— Start of Records supplied —
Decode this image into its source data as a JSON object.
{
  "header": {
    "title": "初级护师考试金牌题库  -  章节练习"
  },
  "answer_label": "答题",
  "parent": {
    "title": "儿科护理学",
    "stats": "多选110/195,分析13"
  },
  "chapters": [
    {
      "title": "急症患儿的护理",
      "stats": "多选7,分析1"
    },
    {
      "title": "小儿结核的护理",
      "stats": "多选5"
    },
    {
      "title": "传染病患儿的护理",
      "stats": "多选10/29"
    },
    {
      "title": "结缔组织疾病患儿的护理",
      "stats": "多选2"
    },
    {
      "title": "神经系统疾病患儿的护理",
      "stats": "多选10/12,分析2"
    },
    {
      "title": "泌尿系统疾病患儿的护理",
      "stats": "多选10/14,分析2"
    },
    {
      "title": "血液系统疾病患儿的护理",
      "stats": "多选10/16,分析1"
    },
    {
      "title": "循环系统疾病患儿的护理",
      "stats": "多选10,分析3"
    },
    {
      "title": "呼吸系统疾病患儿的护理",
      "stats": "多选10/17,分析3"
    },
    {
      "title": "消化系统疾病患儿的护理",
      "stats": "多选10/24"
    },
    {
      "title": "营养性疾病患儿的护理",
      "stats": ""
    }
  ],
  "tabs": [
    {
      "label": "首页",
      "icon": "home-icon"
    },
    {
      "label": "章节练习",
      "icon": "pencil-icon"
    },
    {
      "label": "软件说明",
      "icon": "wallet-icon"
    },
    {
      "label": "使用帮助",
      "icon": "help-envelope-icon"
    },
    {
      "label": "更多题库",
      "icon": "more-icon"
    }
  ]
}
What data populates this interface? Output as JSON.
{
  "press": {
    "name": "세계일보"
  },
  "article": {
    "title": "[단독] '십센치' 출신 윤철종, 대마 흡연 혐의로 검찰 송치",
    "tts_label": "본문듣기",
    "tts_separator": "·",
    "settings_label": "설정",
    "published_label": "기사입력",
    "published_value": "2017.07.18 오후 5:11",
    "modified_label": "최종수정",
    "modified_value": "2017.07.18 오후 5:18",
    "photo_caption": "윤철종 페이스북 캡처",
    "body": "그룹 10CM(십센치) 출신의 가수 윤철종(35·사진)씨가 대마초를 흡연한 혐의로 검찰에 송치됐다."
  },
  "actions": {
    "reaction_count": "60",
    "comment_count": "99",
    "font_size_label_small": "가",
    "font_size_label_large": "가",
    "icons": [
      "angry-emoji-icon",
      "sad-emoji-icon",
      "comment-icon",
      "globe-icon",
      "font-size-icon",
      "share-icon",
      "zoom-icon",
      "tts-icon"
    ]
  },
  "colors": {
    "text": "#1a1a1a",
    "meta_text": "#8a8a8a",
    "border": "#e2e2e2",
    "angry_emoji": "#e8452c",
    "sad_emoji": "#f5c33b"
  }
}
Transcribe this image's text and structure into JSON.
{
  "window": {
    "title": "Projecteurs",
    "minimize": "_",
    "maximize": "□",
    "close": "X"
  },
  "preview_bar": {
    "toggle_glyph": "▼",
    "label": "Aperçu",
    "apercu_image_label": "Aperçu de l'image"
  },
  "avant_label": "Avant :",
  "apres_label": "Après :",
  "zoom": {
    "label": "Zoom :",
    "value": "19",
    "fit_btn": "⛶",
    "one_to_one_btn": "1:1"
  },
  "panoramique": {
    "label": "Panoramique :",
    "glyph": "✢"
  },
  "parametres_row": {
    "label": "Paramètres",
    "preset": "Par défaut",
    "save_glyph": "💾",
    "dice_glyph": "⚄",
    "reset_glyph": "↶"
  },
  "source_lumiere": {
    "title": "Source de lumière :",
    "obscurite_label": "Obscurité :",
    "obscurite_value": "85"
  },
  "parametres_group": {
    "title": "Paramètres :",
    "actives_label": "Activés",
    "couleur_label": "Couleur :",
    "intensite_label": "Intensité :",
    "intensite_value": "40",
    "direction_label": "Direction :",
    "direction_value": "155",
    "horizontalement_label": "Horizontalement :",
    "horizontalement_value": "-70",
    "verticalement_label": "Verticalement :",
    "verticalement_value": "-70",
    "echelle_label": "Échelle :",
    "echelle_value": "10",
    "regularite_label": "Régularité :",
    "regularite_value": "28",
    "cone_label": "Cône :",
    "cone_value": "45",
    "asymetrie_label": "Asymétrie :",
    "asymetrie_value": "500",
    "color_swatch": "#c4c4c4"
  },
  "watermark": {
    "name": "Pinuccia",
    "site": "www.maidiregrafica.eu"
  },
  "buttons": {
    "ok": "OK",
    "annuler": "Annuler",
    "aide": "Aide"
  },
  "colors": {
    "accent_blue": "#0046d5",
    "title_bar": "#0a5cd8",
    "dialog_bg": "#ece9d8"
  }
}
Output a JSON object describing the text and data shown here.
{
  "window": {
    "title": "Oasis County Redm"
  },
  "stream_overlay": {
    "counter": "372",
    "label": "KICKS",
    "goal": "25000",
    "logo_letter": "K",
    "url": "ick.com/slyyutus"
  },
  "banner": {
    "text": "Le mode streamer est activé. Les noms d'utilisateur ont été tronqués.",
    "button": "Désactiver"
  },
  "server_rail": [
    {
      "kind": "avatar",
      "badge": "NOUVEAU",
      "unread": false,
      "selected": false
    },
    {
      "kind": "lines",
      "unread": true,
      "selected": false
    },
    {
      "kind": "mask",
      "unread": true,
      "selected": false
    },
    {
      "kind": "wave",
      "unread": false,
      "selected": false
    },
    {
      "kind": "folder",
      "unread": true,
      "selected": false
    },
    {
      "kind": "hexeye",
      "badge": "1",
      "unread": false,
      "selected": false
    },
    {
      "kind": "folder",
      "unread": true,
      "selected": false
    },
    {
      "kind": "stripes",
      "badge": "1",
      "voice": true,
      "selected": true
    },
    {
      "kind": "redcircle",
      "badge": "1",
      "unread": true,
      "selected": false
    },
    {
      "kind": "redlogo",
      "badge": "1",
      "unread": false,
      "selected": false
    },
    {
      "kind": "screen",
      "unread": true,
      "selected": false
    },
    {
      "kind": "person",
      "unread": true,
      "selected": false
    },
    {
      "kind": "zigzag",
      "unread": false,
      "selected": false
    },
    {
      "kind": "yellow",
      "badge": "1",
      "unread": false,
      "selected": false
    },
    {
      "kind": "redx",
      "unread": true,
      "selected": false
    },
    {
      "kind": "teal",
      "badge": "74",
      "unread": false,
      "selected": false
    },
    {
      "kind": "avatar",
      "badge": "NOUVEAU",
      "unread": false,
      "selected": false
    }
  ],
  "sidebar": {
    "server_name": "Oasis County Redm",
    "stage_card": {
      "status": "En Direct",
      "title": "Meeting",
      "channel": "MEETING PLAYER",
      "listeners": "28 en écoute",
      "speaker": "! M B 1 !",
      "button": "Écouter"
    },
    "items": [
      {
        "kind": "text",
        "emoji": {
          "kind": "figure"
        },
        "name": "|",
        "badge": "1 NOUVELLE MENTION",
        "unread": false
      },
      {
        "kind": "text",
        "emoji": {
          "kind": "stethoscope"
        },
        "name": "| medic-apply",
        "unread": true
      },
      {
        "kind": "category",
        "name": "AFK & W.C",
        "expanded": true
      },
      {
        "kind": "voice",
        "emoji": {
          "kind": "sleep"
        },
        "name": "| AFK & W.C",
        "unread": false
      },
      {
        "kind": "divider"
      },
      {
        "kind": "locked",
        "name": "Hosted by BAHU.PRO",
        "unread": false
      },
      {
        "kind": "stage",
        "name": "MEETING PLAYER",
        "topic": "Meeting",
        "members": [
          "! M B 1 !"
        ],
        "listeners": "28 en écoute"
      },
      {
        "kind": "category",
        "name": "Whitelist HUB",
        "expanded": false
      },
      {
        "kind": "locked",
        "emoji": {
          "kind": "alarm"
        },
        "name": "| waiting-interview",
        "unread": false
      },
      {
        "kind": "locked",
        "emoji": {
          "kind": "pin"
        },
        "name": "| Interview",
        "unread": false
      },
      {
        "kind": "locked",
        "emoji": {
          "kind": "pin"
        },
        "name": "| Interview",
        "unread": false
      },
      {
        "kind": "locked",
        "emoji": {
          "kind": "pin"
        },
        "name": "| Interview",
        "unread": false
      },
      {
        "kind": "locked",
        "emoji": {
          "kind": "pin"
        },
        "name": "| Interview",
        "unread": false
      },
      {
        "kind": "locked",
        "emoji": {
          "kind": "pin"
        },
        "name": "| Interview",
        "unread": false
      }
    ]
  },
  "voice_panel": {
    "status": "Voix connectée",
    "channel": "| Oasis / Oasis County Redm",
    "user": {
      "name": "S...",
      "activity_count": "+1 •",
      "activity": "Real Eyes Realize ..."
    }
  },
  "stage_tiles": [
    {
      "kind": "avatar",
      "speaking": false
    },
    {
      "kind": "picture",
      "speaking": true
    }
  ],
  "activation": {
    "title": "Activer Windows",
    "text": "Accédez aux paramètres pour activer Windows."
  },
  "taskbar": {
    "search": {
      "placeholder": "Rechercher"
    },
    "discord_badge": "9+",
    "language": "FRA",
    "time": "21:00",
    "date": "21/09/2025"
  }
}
— End of Records supplied —
* [Stated problem]
Select every line above that contains the word "object", and copy it.

* [Completed exercise]
Decode this image into its source data as a JSON object.
Output a JSON object describing the text and data shown here.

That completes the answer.